**SET PROBLEM:**
Print every entry exactly as written.

[Items from a figure collection]
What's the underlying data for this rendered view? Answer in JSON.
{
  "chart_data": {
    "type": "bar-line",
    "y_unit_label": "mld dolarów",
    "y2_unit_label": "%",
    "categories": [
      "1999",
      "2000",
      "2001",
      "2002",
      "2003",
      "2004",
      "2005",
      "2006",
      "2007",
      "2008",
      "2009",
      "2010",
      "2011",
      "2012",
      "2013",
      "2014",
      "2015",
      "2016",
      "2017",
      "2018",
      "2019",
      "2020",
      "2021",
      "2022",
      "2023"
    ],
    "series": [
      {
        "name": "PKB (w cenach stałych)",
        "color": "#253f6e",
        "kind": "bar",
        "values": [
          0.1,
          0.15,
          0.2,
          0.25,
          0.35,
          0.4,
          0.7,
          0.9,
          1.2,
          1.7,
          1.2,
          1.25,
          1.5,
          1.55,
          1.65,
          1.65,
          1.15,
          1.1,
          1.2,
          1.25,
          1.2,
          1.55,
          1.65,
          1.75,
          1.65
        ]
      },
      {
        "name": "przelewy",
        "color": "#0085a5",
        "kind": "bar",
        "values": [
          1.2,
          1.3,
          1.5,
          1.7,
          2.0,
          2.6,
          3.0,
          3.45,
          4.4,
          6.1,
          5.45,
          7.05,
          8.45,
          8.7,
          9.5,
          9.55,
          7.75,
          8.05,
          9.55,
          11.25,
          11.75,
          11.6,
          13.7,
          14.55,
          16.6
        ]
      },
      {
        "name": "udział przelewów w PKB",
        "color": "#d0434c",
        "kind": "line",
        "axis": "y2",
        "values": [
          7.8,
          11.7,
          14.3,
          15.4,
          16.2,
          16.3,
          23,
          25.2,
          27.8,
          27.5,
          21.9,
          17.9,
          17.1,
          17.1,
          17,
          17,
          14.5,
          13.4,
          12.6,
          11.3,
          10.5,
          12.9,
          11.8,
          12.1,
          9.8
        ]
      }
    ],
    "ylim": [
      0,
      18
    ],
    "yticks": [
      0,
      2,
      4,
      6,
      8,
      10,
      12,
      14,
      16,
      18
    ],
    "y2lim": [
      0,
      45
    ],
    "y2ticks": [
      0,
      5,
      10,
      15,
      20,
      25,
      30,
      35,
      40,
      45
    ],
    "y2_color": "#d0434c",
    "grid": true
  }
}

**ANSWER TO THIS EXERCISE:**
What's the underlying data for this rendered view? Answer in JSON.
{
  "chart_data": {
    "type": "bar-line",
    "y_unit_label": "mld dolarów",
    "y2_unit_label": "%",
    "categories": [
      "1999",
      "2000",
      "2001",
      "2002",
      "2003",
      "2004",
      "2005",
      "2006",
      "2007",
      "2008",
      "2009",
      "2010",
      "2011",
      "2012",
      "2013",
      "2014",
      "2015",
      "2016",
      "2017",
      "2018",
      "2019",
      "2020",
      "2021",
      "2022",
      "2023"
    ],
    "series": [
      {
        "name": "PKB (w cenach stałych)",
        "color": "#253f6e",
        "kind": "bar",
        "values": [
          0.1,
          0.15,
          0.2,
          0.25,
          0.35,
          0.4,
          0.7,
          0.9,
          1.2,
          1.7,
          1.2,
          1.25,
          1.5,
          1.55,
          1.65,
          1.65,
          1.15,
          1.1,
          1.2,
          1.25,
          1.2,
          1.55,
          1.65,
          1.75,
          1.65
        ]
      },
      {
        "name": "przelewy",
        "color": "#0085a5",
        "kind": "bar",
        "values": [
          1.2,
          1.3,
          1.5,
          1.7,
          2.0,
          2.6,
          3.0,
          3.45,
          4.4,
          6.1,
          5.45,
          7.05,
          8.45,
          8.7,
          9.5,
          9.55,
          7.75,
          8.05,
          9.55,
          11.25,
          11.75,
          11.6,
          13.7,
          14.55,
          16.6
        ]
      },
      {
        "name": "udział przelewów w PKB",
        "color": "#d0434c",
        "kind": "line",
        "axis": "y2",
        "values": [
          7.8,
          11.7,
          14.3,
          15.4,
          16.2,
          16.3,
          23,
          25.2,
          27.8,
          27.5,
          21.9,
          17.9,
          17.1,
          17.1,
          17,
          17,
          14.5,
          13.4,
          12.6,
          11.3,
          10.5,
          12.9,
          11.8,
          12.1,
          9.8
        ]
      }
    ],
    "ylim": [
      0,
      18
    ],
    "yticks": [
      0,
      2,
      4,
      6,
      8,
      10,
      12,
      14,
      16,
      18
    ],
    "y2lim": [
      0,
      45
    ],
    "y2ticks": [
      0,
      5,
      10,
      15,
      20,
      25,
      30,
      35,
      40,
      45
    ],
    "y2_color": "#d0434c",
    "grid": true
  }
}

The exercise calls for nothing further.